::: DATA IN THIS EXERCISE

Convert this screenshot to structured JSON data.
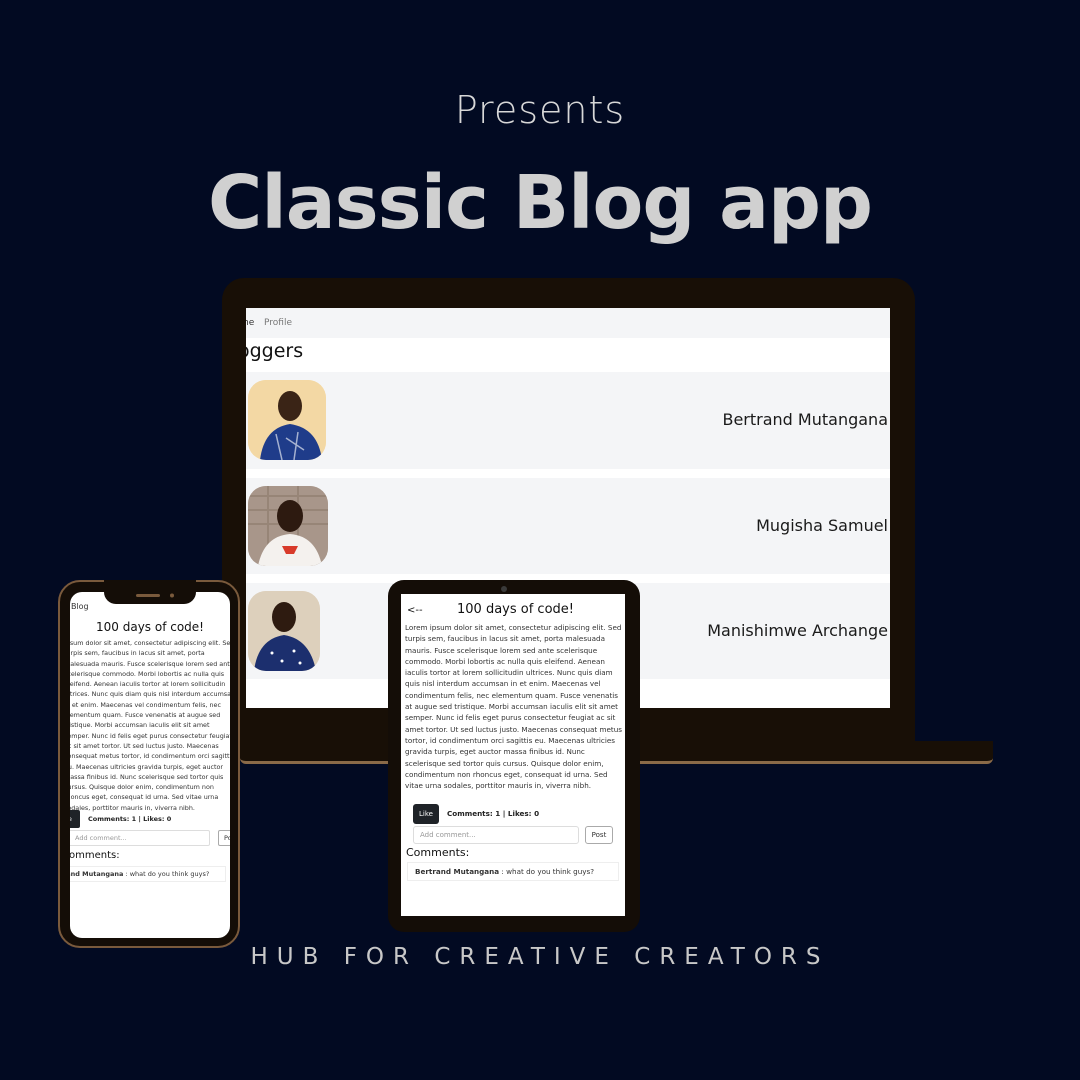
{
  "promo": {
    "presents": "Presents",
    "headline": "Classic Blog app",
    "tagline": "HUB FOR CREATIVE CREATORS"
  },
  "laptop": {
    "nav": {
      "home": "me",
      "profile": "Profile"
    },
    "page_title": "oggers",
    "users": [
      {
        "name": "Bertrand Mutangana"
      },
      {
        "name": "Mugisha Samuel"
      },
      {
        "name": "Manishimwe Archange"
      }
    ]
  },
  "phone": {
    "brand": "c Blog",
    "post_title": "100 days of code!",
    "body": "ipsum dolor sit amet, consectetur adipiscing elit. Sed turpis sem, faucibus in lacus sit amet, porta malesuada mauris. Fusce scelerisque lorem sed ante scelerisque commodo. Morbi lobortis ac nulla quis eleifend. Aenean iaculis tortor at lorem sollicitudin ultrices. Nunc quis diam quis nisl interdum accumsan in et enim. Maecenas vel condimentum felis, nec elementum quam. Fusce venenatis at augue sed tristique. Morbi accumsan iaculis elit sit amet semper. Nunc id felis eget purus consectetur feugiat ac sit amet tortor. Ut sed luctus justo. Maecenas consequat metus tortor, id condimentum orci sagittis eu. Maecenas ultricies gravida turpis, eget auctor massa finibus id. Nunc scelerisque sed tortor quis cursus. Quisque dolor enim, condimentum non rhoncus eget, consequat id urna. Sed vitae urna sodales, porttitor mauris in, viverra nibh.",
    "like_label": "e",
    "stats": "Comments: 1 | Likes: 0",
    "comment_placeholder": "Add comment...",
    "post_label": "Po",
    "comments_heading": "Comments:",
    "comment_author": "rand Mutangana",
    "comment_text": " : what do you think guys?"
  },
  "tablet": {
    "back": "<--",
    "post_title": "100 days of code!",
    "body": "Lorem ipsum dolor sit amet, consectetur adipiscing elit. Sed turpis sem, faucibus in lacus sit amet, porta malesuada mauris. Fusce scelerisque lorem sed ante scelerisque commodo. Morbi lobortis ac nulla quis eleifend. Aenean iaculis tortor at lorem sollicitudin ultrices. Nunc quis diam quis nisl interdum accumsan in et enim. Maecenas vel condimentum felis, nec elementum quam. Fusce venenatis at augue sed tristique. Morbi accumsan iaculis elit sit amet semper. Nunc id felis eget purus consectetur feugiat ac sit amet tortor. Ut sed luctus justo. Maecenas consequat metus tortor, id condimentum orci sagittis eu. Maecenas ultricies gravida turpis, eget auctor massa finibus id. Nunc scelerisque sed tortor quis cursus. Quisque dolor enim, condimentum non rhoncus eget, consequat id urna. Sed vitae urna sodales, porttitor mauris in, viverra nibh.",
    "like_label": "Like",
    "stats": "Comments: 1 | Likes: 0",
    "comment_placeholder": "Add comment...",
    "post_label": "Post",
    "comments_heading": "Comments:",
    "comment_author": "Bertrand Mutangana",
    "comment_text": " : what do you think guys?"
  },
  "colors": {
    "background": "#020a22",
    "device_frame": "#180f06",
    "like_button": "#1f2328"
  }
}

::::::
::: DATA IN THIS EXERCISE

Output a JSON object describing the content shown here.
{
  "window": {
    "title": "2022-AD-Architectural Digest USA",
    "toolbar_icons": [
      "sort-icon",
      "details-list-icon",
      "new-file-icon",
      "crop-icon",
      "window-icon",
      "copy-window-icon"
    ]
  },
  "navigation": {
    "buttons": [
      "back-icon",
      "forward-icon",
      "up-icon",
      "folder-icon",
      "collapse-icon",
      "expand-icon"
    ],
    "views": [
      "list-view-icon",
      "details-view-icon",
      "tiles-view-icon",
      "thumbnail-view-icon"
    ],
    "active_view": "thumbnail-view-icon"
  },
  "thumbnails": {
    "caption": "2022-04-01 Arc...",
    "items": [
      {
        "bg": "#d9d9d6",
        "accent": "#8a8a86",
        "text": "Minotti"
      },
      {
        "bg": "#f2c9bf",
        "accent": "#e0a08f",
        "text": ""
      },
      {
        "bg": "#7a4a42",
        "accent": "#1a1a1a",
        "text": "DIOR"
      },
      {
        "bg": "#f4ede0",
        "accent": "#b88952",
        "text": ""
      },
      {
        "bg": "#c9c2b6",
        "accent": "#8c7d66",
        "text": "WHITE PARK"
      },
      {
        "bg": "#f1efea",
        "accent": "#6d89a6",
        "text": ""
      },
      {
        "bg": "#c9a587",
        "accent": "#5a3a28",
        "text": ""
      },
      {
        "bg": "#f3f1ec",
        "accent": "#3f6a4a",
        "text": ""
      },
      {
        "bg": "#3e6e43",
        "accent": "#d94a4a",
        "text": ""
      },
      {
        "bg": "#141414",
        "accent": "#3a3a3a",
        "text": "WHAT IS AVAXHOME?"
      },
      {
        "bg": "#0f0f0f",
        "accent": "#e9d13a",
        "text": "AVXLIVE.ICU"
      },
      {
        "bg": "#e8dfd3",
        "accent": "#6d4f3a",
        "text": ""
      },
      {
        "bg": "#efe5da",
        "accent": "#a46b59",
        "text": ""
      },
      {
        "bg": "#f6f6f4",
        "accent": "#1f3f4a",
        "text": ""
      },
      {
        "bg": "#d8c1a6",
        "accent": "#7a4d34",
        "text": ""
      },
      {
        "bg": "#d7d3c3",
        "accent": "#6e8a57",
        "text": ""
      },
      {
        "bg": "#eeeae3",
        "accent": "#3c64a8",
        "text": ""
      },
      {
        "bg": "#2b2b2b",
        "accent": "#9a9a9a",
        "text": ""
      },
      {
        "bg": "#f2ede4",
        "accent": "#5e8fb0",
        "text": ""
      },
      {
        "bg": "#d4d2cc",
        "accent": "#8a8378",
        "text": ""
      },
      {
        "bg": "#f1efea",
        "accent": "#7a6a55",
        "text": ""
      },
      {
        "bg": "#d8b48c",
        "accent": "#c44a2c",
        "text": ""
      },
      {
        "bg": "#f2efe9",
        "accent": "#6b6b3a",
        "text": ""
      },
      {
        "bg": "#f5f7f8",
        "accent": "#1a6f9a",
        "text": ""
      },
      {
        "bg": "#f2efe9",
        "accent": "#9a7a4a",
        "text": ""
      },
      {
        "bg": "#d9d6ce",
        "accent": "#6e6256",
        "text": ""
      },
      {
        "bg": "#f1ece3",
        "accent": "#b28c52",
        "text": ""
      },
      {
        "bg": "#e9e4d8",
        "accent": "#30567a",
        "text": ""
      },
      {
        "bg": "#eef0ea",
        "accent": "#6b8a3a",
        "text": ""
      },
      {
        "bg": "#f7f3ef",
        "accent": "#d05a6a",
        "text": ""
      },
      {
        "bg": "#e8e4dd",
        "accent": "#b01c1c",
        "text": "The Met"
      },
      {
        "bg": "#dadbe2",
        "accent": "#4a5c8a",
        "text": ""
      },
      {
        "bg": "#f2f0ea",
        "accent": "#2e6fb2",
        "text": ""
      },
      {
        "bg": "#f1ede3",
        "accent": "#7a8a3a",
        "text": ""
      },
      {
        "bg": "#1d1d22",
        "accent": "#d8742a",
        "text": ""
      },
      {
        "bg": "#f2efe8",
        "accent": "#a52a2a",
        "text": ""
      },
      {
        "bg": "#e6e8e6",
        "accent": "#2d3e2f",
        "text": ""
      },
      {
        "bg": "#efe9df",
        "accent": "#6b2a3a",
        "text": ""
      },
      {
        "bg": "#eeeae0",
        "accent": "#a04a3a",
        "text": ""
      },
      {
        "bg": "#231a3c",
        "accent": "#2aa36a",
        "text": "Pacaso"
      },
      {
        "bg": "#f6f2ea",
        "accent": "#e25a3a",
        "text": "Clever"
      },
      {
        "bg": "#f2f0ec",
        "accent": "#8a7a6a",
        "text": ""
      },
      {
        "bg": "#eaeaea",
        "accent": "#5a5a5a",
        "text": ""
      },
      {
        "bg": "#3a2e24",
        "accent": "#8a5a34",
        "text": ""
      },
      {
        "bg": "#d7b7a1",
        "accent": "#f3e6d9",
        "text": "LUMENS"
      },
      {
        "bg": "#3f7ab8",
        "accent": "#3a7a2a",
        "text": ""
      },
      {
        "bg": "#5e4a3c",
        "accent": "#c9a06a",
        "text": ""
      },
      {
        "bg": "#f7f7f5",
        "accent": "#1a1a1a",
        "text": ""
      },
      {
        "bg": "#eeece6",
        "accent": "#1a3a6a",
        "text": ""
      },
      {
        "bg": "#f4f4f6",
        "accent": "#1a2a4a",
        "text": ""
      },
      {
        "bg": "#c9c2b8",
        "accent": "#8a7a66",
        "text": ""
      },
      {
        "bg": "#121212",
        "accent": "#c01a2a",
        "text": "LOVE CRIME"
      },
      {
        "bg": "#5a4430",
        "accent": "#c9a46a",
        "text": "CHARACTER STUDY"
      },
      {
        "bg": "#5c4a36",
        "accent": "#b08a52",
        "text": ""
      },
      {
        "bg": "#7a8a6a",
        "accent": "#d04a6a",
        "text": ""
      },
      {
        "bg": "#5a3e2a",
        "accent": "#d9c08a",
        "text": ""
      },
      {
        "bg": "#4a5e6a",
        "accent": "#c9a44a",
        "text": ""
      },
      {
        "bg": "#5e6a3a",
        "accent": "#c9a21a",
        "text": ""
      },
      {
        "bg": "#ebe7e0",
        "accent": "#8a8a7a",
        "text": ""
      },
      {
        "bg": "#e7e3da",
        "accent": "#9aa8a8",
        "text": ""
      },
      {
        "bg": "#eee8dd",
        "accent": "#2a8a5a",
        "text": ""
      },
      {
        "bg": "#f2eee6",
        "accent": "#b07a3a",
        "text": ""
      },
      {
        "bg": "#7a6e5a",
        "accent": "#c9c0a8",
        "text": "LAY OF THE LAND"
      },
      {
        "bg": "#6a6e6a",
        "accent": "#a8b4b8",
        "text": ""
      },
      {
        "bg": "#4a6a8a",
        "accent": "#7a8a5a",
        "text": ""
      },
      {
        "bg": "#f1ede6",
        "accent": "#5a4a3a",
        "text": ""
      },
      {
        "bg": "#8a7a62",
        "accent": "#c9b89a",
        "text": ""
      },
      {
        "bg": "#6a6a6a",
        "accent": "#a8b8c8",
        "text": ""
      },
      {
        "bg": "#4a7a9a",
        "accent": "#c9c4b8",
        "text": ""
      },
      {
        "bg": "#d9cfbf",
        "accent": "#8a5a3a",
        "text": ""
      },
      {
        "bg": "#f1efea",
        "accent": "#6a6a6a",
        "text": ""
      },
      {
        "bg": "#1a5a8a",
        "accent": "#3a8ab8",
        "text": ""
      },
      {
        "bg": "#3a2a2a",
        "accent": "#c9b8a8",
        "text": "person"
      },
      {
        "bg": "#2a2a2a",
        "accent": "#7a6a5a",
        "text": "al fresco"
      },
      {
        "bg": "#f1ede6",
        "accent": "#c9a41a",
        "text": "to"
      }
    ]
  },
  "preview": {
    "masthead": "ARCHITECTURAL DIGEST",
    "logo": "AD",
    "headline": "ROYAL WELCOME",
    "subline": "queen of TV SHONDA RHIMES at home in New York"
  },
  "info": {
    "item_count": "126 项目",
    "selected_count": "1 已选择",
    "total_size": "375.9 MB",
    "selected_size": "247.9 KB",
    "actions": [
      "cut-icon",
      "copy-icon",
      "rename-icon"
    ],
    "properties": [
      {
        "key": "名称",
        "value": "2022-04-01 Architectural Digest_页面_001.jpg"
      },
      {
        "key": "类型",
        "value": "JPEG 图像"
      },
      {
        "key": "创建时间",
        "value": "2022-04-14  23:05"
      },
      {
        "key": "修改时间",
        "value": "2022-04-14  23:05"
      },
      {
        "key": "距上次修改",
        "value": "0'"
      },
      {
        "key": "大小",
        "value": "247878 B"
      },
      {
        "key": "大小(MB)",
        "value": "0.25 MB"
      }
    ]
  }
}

::::::
::: DATA IN THIS EXERCISE

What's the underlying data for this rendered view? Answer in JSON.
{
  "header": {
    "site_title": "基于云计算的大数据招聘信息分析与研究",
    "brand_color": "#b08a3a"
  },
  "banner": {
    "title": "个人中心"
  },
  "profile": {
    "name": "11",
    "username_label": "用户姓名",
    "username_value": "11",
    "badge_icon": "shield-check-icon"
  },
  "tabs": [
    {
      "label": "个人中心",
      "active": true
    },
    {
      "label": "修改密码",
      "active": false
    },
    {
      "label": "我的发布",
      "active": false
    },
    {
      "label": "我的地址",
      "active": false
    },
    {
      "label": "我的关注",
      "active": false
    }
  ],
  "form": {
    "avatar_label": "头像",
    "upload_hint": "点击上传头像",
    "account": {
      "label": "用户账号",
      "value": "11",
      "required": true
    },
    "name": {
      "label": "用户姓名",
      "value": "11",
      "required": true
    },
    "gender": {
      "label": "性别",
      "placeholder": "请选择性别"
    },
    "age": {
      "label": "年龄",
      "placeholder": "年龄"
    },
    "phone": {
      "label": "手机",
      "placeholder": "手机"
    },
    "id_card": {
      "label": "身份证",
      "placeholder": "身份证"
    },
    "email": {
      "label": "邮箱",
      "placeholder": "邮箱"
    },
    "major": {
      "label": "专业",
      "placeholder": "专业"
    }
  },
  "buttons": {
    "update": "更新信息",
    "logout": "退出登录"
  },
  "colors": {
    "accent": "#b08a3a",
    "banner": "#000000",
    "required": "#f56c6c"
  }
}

::::::

TASK STATEMENT: From the records above, pick out and copy each line holding the word "Mutangana".

RESPONSE TO THE TASK:
        "name": "Bertrand Mutangana"
    "comment_author": "rand Mutangana",
    "comment_author": "Bertrand Mutangana",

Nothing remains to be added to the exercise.